PROBLEM: Determine the number of lines containing the word "beam". Reply with it and nothing else.

RAW DATA:
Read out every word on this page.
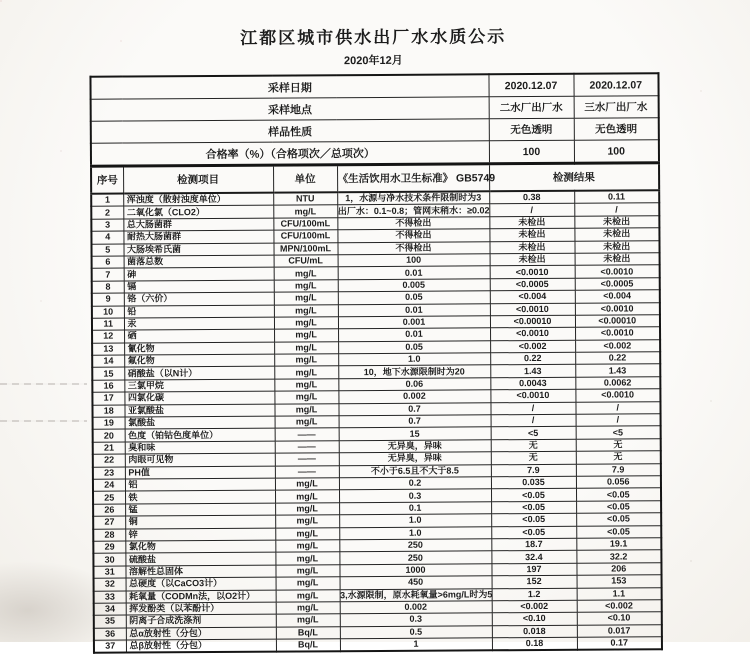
江都区城市供水出厂水水质公示
2020年12月
采样日期				2020.12.07	2020.12.07
采样地点				二水厂出厂水	三水厂出厂水
样品性质				无色透明	无色透明
合格率（%）（合格项次／总项次）				100	100
序号	检测项目	单位	《生活饮用水卫生标准》 GB5749	检测结果	
1	浑浊度（散射浊度单位）	NTU	1，水源与净水技术条件限制时为3	0.38	0.11
2	二氧化氯（CLO2）	mg/L	出厂水：0.1~0.8；管网末稍水：≥0.02	/	/
3	总大肠菌群	CFU/100mL	不得检出	未检出	未检出
4	耐热大肠菌群	CFU/100mL	不得检出	未检出	未检出
5	大肠埃希氏菌	MPN/100mL	不得检出	未检出	未检出
6	菌落总数	CFU/mL	100	未检出	未检出
7	砷	mg/L	0.01	<0.0010	<0.0010
8	镉	mg/L	0.005	<0.0005	<0.0005
9	铬（六价）	mg/L	0.05	<0.004	<0.004
10	铅	mg/L	0.01	<0.0010	<0.0010
11	汞	mg/L	0.001	<0.00010	<0.00010
12	硒	mg/L	0.01	<0.0010	<0.0010
13	氰化物	mg/L	0.05	<0.002	<0.002
14	氟化物	mg/L	1.0	0.22	0.22
15	硝酸盐（以N计）	mg/L	10，地下水源限制时为20	1.43	1.43
16	三氯甲烷	mg/L	0.06	0.0043	0.0062
17	四氯化碳	mg/L	0.002	<0.0010	<0.0010
18	亚氯酸盐	mg/L	0.7	/	/
19	氯酸盐	mg/L	0.7	/	/
20	色度（铂钴色度单位）	——	15	<5	<5
21	臭和味	——	无异臭，异味	无	无
22	肉眼可见物	——	无异臭，异味	无	无
23	PH值	——	不小于6.5且不大于8.5	7.9	7.9
24	铝	mg/L	0.2	0.035	0.056
25	铁	mg/L	0.3	<0.05	<0.05
26	锰	mg/L	0.1	<0.05	<0.05
27	铜	mg/L	1.0	<0.05	<0.05
28	锌	mg/L	1.0	<0.05	<0.05
29	氯化物	mg/L	250	18.7	19.1
30	硫酸盐	mg/L	250	32.4	32.2
31	溶解性总固体	mg/L	1000	197	206
32	总硬度（以CaCO3计）	mg/L	450	152	153
33	耗氧量（CODMn法，以O2计）	mg/L	3,水源限制，原水耗氧量>6mg/L时为5	1.2	1.1
34	挥发酚类（以苯酚计）	mg/L	0.002	<0.002	<0.002
35	阴离子合成洗涤剂	mg/L	0.3	<0.10	<0.10
36	总α放射性（分包）	Bq/L	0.5	0.018	0.017
37	总β放射性（分包）	Bq/L	1	0.18	0.17
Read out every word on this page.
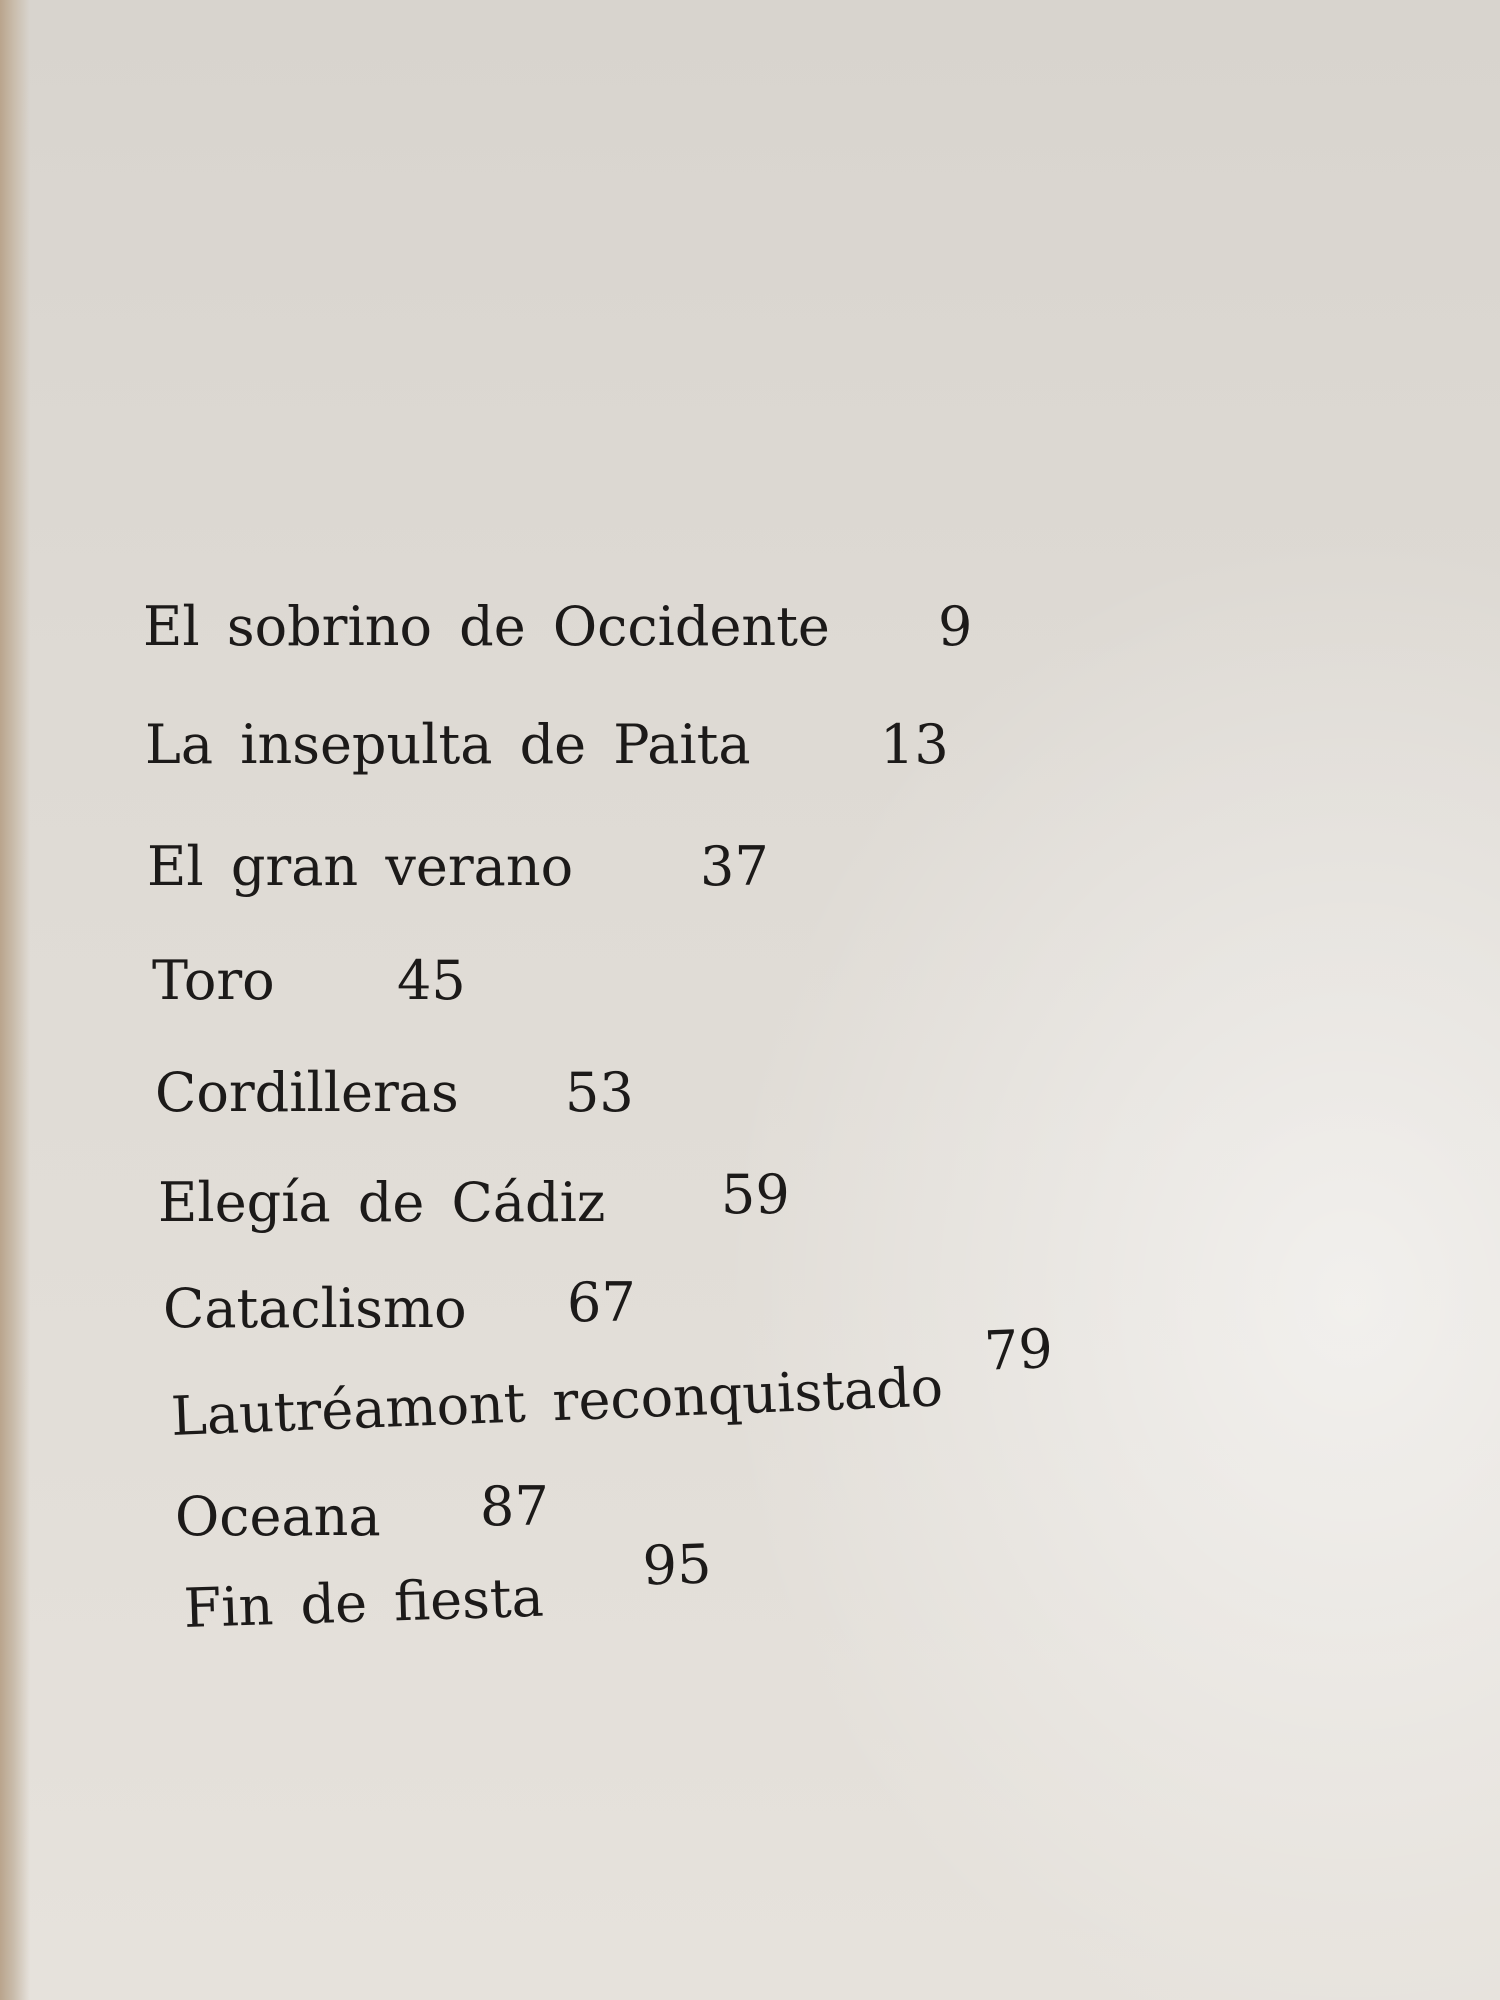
El sobrino de Occidente 9
La insepulta de Paita 13
El gran verano 37
Toro 45
Cordilleras 53
Elegía de Cádiz 59
Cataclismo 67
Lautréamont reconquistado
79
Oceana 87
Fin de fiesta
95
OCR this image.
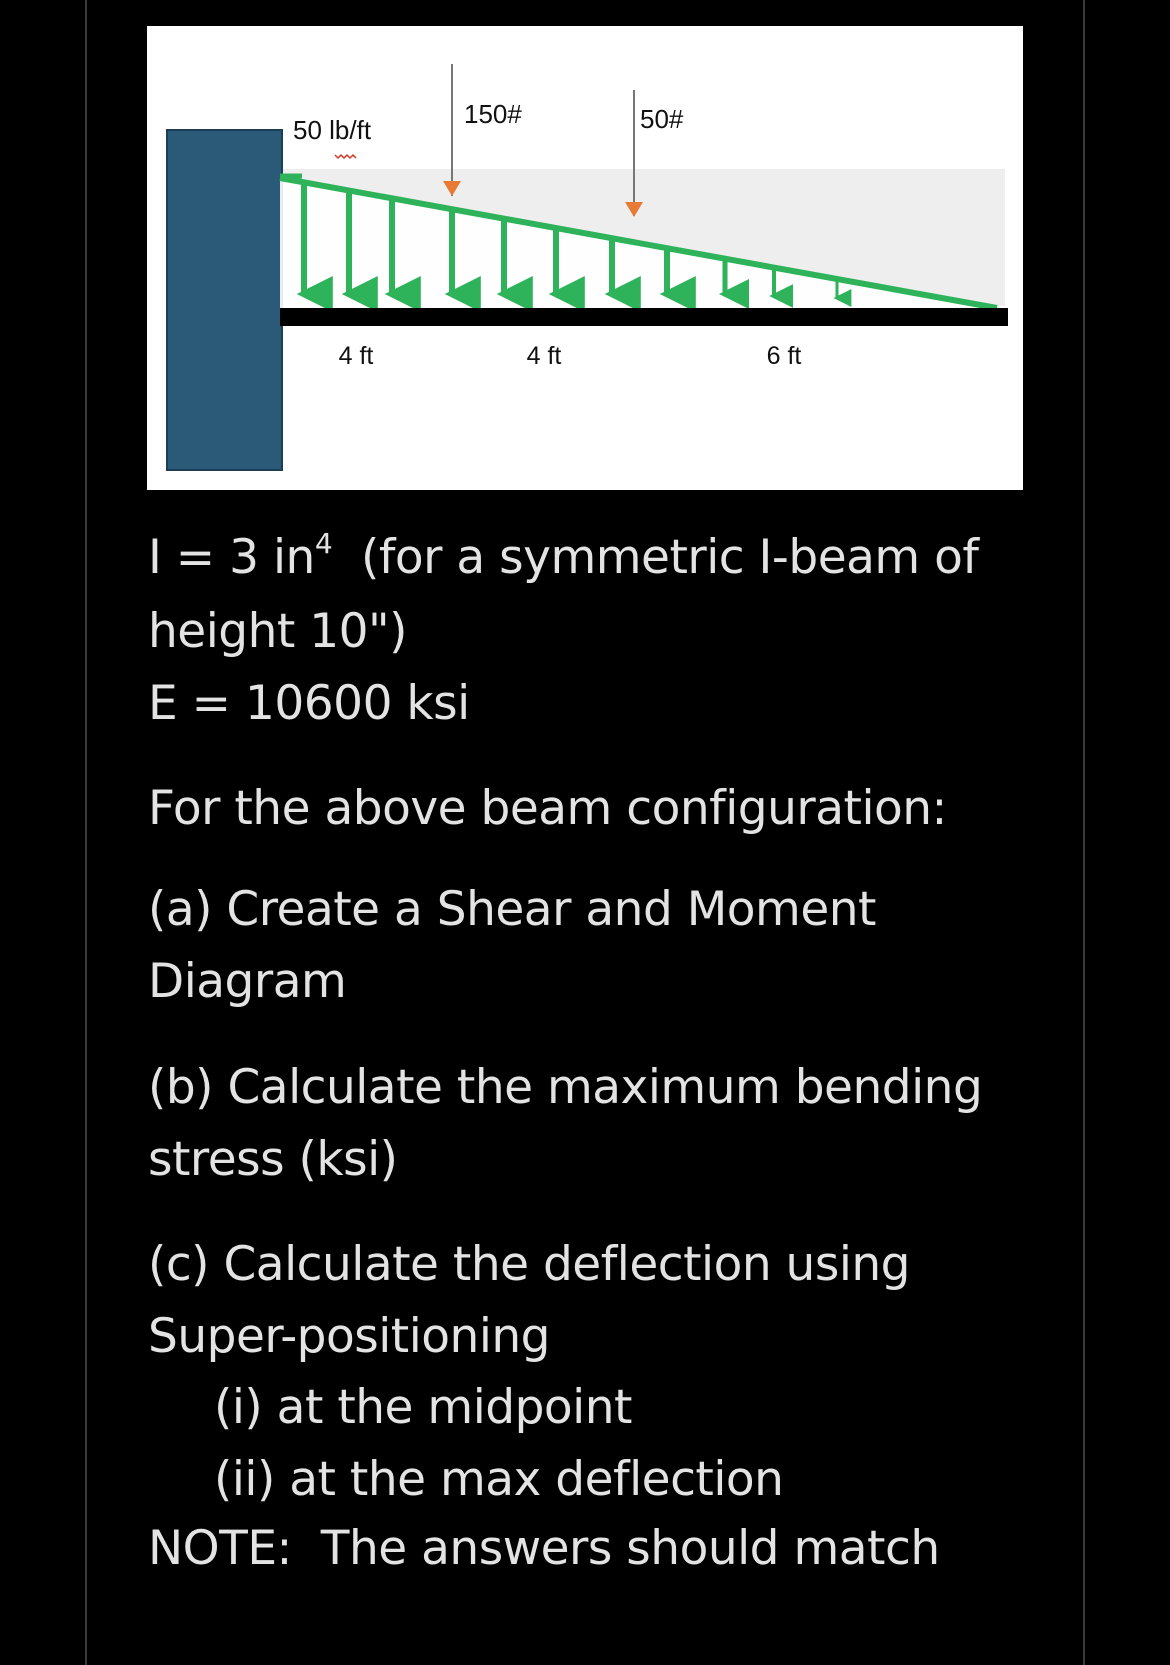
50 lb/ft
150#	50#
4 ft	4 ft	6 ft
I = 3 $in^4$  (for a symmetric I-beam of
height 10")
E = 10600 ksi
For the above beam configuration:
(a) Create a Shear and Moment
Diagram
(b) Calculate the maximum bending
stress (ksi)
(c) Calculate the deflection using
Super-positioning
(i) at the midpoint
(ii) at the max deflection
NOTE:  The answers should match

SOLVED PROBLEM: 2